### Written request
Retype every entry in its entirety, without alteration.

- - - -

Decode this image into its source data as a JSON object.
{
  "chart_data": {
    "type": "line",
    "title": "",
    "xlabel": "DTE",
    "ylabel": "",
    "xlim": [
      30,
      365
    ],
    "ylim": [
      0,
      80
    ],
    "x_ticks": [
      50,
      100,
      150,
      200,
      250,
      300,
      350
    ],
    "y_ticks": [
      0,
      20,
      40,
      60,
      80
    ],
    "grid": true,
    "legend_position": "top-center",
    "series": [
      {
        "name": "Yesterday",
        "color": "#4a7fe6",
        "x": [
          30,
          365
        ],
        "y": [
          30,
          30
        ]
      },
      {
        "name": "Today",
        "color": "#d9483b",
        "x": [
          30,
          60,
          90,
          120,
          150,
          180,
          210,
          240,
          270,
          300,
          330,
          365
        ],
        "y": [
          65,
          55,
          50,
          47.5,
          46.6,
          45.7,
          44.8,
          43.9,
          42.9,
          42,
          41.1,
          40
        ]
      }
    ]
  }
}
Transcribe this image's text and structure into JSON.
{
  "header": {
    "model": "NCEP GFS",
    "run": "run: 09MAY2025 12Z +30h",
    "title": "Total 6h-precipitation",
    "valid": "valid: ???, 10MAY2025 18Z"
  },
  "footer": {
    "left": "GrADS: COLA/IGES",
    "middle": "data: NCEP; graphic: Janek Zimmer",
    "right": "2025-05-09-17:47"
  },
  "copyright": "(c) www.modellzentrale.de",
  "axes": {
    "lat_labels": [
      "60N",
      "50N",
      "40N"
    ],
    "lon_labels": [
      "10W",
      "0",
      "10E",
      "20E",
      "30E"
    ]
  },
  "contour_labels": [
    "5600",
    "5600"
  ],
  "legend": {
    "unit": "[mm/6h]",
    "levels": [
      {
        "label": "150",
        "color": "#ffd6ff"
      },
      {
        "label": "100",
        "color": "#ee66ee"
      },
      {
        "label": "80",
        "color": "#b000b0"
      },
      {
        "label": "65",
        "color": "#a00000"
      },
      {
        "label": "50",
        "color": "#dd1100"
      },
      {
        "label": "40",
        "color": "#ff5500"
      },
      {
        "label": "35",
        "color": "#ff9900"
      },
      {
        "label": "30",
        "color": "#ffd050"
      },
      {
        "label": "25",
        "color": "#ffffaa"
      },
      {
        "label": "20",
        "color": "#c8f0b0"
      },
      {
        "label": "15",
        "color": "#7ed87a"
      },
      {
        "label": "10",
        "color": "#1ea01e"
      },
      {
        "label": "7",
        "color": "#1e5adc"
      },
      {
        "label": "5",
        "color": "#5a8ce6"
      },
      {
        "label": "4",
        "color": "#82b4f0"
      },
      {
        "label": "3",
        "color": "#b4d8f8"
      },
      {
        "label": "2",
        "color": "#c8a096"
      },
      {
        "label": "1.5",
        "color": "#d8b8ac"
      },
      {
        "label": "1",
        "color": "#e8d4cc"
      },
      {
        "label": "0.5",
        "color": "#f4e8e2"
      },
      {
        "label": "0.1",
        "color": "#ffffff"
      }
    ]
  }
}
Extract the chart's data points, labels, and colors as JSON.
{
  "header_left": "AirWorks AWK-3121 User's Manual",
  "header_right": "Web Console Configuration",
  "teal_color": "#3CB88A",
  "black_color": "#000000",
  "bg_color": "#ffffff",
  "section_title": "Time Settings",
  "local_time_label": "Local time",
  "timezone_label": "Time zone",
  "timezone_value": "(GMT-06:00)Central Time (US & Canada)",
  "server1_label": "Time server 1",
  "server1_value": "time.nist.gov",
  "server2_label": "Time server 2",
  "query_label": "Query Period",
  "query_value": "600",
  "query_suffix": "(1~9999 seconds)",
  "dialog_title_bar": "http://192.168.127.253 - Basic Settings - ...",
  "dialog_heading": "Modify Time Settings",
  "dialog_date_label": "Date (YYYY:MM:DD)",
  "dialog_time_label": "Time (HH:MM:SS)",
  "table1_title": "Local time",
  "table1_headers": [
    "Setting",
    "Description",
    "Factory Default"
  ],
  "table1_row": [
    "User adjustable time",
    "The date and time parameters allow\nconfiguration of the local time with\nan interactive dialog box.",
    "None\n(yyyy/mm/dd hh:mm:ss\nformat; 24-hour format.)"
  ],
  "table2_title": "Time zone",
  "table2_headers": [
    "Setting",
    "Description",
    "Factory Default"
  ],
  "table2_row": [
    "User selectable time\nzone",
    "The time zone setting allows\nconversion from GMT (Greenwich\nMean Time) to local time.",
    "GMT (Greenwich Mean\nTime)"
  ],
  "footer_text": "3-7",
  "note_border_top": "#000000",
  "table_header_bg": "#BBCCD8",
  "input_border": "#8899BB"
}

- - - -

### Task solution
Decode this image into its source data as a JSON object.
{
  "chart_data": {
    "type": "line",
    "title": "",
    "xlabel": "DTE",
    "ylabel": "",
    "xlim": [
      30,
      365
    ],
    "ylim": [
      0,
      80
    ],
    "x_ticks": [
      50,
      100,
      150,
      200,
      250,
      300,
      350
    ],
    "y_ticks": [
      0,
      20,
      40,
      60,
      80
    ],
    "grid": true,
    "legend_position": "top-center",
    "series": [
      {
        "name": "Yesterday",
        "color": "#4a7fe6",
        "x": [
          30,
          365
        ],
        "y": [
          30,
          30
        ]
      },
      {
        "name": "Today",
        "color": "#d9483b",
        "x": [
          30,
          60,
          90,
          120,
          150,
          180,
          210,
          240,
          270,
          300,
          330,
          365
        ],
        "y": [
          65,
          55,
          50,
          47.5,
          46.6,
          45.7,
          44.8,
          43.9,
          42.9,
          42,
          41.1,
          40
        ]
      }
    ]
  }
}
Transcribe this image's text and structure into JSON.
{
  "header": {
    "model": "NCEP GFS",
    "run": "run: 09MAY2025 12Z +30h",
    "title": "Total 6h-precipitation",
    "valid": "valid: ???, 10MAY2025 18Z"
  },
  "footer": {
    "left": "GrADS: COLA/IGES",
    "middle": "data: NCEP; graphic: Janek Zimmer",
    "right": "2025-05-09-17:47"
  },
  "copyright": "(c) www.modellzentrale.de",
  "axes": {
    "lat_labels": [
      "60N",
      "50N",
      "40N"
    ],
    "lon_labels": [
      "10W",
      "0",
      "10E",
      "20E",
      "30E"
    ]
  },
  "contour_labels": [
    "5600",
    "5600"
  ],
  "legend": {
    "unit": "[mm/6h]",
    "levels": [
      {
        "label": "150",
        "color": "#ffd6ff"
      },
      {
        "label": "100",
        "color": "#ee66ee"
      },
      {
        "label": "80",
        "color": "#b000b0"
      },
      {
        "label": "65",
        "color": "#a00000"
      },
      {
        "label": "50",
        "color": "#dd1100"
      },
      {
        "label": "40",
        "color": "#ff5500"
      },
      {
        "label": "35",
        "color": "#ff9900"
      },
      {
        "label": "30",
        "color": "#ffd050"
      },
      {
        "label": "25",
        "color": "#ffffaa"
      },
      {
        "label": "20",
        "color": "#c8f0b0"
      },
      {
        "label": "15",
        "color": "#7ed87a"
      },
      {
        "label": "10",
        "color": "#1ea01e"
      },
      {
        "label": "7",
        "color": "#1e5adc"
      },
      {
        "label": "5",
        "color": "#5a8ce6"
      },
      {
        "label": "4",
        "color": "#82b4f0"
      },
      {
        "label": "3",
        "color": "#b4d8f8"
      },
      {
        "label": "2",
        "color": "#c8a096"
      },
      {
        "label": "1.5",
        "color": "#d8b8ac"
      },
      {
        "label": "1",
        "color": "#e8d4cc"
      },
      {
        "label": "0.5",
        "color": "#f4e8e2"
      },
      {
        "label": "0.1",
        "color": "#ffffff"
      }
    ]
  }
}
Extract the chart's data points, labels, and colors as JSON.
{
  "header_left": "AirWorks AWK-3121 User's Manual",
  "header_right": "Web Console Configuration",
  "teal_color": "#3CB88A",
  "black_color": "#000000",
  "bg_color": "#ffffff",
  "section_title": "Time Settings",
  "local_time_label": "Local time",
  "timezone_label": "Time zone",
  "timezone_value": "(GMT-06:00)Central Time (US & Canada)",
  "server1_label": "Time server 1",
  "server1_value": "time.nist.gov",
  "server2_label": "Time server 2",
  "query_label": "Query Period",
  "query_value": "600",
  "query_suffix": "(1~9999 seconds)",
  "dialog_title_bar": "http://192.168.127.253 - Basic Settings - ...",
  "dialog_heading": "Modify Time Settings",
  "dialog_date_label": "Date (YYYY:MM:DD)",
  "dialog_time_label": "Time (HH:MM:SS)",
  "table1_title": "Local time",
  "table1_headers": [
    "Setting",
    "Description",
    "Factory Default"
  ],
  "table1_row": [
    "User adjustable time",
    "The date and time parameters allow\nconfiguration of the local time with\nan interactive dialog box.",
    "None\n(yyyy/mm/dd hh:mm:ss\nformat; 24-hour format.)"
  ],
  "table2_title": "Time zone",
  "table2_headers": [
    "Setting",
    "Description",
    "Factory Default"
  ],
  "table2_row": [
    "User selectable time\nzone",
    "The time zone setting allows\nconversion from GMT (Greenwich\nMean Time) to local time.",
    "GMT (Greenwich Mean\nTime)"
  ],
  "footer_text": "3-7",
  "note_border_top": "#000000",
  "table_header_bg": "#BBCCD8",
  "input_border": "#8899BB"
}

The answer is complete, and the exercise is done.